Exercise input:
++++++++
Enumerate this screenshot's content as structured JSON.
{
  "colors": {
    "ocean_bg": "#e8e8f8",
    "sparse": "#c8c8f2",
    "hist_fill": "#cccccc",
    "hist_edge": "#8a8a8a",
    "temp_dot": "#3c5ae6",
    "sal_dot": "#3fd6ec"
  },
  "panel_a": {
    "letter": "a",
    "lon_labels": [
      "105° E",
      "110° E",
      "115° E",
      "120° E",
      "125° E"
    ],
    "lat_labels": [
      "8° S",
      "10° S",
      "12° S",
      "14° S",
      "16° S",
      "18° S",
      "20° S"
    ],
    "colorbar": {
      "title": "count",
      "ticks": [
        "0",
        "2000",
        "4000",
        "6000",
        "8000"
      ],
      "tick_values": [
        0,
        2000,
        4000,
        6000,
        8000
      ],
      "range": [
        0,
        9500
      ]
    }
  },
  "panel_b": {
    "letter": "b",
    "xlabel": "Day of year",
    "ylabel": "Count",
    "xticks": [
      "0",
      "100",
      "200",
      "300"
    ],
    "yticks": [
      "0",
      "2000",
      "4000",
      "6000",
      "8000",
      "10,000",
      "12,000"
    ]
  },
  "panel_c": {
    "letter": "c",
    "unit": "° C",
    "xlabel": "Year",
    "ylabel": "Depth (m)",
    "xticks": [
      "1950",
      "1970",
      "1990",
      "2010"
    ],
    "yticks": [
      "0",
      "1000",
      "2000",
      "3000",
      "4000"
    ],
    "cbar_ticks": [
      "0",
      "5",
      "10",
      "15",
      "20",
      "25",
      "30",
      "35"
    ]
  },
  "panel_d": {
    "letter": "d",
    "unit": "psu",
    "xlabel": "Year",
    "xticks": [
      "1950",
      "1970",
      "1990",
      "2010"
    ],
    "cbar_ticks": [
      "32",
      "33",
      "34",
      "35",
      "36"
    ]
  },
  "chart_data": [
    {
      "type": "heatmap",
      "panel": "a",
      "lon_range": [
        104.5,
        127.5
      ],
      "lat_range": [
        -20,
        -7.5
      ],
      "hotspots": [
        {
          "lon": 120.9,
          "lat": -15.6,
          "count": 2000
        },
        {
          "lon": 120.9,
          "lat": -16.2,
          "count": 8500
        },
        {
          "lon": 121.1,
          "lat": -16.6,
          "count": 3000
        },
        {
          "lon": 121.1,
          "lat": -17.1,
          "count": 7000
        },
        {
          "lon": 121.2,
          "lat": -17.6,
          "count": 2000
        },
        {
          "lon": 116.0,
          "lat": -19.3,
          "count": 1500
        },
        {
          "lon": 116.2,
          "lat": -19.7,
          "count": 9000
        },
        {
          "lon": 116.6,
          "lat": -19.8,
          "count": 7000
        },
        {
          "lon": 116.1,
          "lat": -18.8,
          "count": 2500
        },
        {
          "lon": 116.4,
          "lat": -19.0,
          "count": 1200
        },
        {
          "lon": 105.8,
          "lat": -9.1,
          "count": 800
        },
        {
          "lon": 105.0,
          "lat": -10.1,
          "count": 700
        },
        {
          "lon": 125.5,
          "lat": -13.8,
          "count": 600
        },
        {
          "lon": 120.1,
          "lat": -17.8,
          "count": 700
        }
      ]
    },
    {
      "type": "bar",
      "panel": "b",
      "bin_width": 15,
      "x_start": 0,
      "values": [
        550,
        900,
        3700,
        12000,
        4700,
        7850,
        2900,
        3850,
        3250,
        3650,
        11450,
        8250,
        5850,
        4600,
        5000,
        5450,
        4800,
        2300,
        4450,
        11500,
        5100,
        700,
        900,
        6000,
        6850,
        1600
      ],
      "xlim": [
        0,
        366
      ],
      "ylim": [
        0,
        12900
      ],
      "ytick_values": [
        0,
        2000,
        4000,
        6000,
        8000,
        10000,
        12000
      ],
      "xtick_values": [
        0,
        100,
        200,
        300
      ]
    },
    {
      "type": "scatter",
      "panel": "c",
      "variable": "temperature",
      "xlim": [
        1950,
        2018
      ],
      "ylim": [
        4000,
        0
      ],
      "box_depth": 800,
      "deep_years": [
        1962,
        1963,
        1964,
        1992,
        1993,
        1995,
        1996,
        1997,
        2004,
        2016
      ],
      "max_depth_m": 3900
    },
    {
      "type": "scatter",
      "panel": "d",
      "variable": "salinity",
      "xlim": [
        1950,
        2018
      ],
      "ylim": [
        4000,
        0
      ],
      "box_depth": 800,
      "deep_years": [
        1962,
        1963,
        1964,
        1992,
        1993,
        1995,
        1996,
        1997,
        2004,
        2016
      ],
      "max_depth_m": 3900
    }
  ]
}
++++++++
In the records above, how many lines include "type"? Give that number and nothing more.

Answer to the task:
4